(Extracted records)
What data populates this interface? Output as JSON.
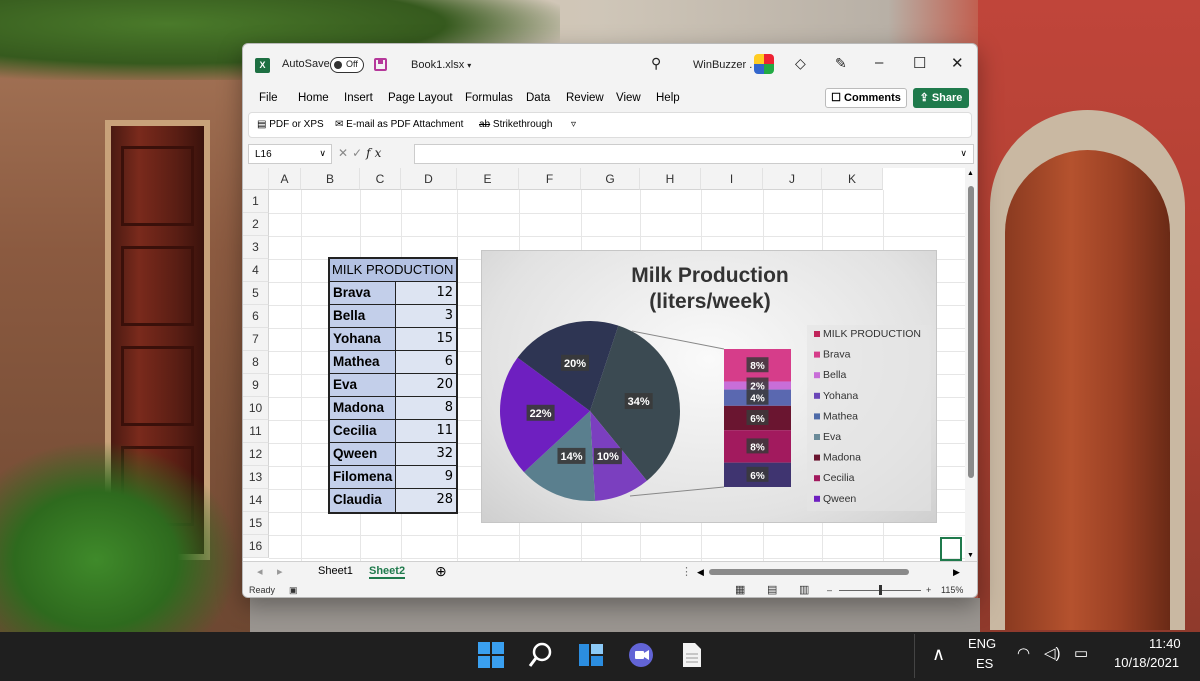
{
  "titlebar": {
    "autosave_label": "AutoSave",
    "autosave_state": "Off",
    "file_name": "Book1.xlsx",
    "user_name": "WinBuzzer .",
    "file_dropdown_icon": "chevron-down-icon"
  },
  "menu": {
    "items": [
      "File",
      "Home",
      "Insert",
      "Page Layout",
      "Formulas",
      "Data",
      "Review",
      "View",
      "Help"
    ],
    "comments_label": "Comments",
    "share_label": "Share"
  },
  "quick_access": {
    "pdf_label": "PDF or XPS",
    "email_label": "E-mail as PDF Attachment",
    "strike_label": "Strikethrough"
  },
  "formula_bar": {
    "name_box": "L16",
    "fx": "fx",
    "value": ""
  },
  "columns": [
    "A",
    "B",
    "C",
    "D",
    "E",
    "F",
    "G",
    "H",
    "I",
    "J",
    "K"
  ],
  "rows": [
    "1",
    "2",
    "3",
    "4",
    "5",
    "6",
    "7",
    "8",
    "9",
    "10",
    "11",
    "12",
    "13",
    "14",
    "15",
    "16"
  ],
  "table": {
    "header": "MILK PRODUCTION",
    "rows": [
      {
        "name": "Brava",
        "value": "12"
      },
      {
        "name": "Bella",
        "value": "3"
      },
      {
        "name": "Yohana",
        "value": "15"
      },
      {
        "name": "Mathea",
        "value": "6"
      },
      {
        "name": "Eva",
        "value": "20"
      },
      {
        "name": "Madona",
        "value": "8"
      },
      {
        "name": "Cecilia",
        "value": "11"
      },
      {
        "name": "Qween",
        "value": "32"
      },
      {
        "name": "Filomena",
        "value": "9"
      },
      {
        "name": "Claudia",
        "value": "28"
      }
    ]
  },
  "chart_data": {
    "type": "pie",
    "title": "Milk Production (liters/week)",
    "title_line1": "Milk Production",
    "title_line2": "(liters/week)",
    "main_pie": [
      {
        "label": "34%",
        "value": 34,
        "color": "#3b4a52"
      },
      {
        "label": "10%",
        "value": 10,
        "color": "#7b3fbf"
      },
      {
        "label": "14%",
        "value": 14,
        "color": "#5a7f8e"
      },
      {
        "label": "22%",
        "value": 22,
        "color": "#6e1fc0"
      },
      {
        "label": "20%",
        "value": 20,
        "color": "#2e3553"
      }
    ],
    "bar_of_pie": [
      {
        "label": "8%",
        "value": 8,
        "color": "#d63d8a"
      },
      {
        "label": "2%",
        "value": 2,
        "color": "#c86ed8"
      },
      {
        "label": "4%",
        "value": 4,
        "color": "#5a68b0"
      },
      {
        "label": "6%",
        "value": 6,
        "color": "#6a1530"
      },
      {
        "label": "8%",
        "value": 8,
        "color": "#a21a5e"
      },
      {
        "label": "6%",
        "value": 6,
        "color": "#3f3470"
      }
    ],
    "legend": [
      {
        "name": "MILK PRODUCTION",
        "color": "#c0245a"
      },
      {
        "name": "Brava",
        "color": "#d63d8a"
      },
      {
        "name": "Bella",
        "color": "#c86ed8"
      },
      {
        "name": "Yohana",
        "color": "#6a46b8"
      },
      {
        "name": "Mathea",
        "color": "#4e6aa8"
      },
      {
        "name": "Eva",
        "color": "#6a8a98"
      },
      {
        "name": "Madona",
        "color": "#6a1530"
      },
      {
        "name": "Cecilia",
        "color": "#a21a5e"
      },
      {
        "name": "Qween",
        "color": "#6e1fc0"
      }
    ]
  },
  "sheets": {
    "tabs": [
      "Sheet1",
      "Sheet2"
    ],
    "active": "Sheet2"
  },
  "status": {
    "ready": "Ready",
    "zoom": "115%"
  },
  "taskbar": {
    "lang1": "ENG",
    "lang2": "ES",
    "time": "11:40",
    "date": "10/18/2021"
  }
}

• _Written task_: Any pictures should be dropped; transcribe the rest of the records above exactly.

• _Final result_:
What data populates this interface? Output as JSON.
{
  "titlebar": {
    "autosave_label": "AutoSave",
    "autosave_state": "Off",
    "file_name": "Book1.xlsx",
    "user_name": "WinBuzzer .",
    "file_dropdown_icon": "chevron-down-icon"
  },
  "menu": {
    "items": [
      "File",
      "Home",
      "Insert",
      "Page Layout",
      "Formulas",
      "Data",
      "Review",
      "View",
      "Help"
    ],
    "comments_label": "Comments",
    "share_label": "Share"
  },
  "quick_access": {
    "pdf_label": "PDF or XPS",
    "email_label": "E-mail as PDF Attachment",
    "strike_label": "Strikethrough"
  },
  "formula_bar": {
    "name_box": "L16",
    "fx": "fx",
    "value": ""
  },
  "columns": [
    "A",
    "B",
    "C",
    "D",
    "E",
    "F",
    "G",
    "H",
    "I",
    "J",
    "K"
  ],
  "rows": [
    "1",
    "2",
    "3",
    "4",
    "5",
    "6",
    "7",
    "8",
    "9",
    "10",
    "11",
    "12",
    "13",
    "14",
    "15",
    "16"
  ],
  "table": {
    "header": "MILK PRODUCTION",
    "rows": [
      {
        "name": "Brava",
        "value": "12"
      },
      {
        "name": "Bella",
        "value": "3"
      },
      {
        "name": "Yohana",
        "value": "15"
      },
      {
        "name": "Mathea",
        "value": "6"
      },
      {
        "name": "Eva",
        "value": "20"
      },
      {
        "name": "Madona",
        "value": "8"
      },
      {
        "name": "Cecilia",
        "value": "11"
      },
      {
        "name": "Qween",
        "value": "32"
      },
      {
        "name": "Filomena",
        "value": "9"
      },
      {
        "name": "Claudia",
        "value": "28"
      }
    ]
  },
  "chart_data": {
    "type": "pie",
    "title": "Milk Production (liters/week)",
    "title_line1": "Milk Production",
    "title_line2": "(liters/week)",
    "main_pie": [
      {
        "label": "34%",
        "value": 34,
        "color": "#3b4a52"
      },
      {
        "label": "10%",
        "value": 10,
        "color": "#7b3fbf"
      },
      {
        "label": "14%",
        "value": 14,
        "color": "#5a7f8e"
      },
      {
        "label": "22%",
        "value": 22,
        "color": "#6e1fc0"
      },
      {
        "label": "20%",
        "value": 20,
        "color": "#2e3553"
      }
    ],
    "bar_of_pie": [
      {
        "label": "8%",
        "value": 8,
        "color": "#d63d8a"
      },
      {
        "label": "2%",
        "value": 2,
        "color": "#c86ed8"
      },
      {
        "label": "4%",
        "value": 4,
        "color": "#5a68b0"
      },
      {
        "label": "6%",
        "value": 6,
        "color": "#6a1530"
      },
      {
        "label": "8%",
        "value": 8,
        "color": "#a21a5e"
      },
      {
        "label": "6%",
        "value": 6,
        "color": "#3f3470"
      }
    ],
    "legend": [
      {
        "name": "MILK PRODUCTION",
        "color": "#c0245a"
      },
      {
        "name": "Brava",
        "color": "#d63d8a"
      },
      {
        "name": "Bella",
        "color": "#c86ed8"
      },
      {
        "name": "Yohana",
        "color": "#6a46b8"
      },
      {
        "name": "Mathea",
        "color": "#4e6aa8"
      },
      {
        "name": "Eva",
        "color": "#6a8a98"
      },
      {
        "name": "Madona",
        "color": "#6a1530"
      },
      {
        "name": "Cecilia",
        "color": "#a21a5e"
      },
      {
        "name": "Qween",
        "color": "#6e1fc0"
      }
    ]
  },
  "sheets": {
    "tabs": [
      "Sheet1",
      "Sheet2"
    ],
    "active": "Sheet2"
  },
  "status": {
    "ready": "Ready",
    "zoom": "115%"
  },
  "taskbar": {
    "lang1": "ENG",
    "lang2": "ES",
    "time": "11:40",
    "date": "10/18/2021"
  }
}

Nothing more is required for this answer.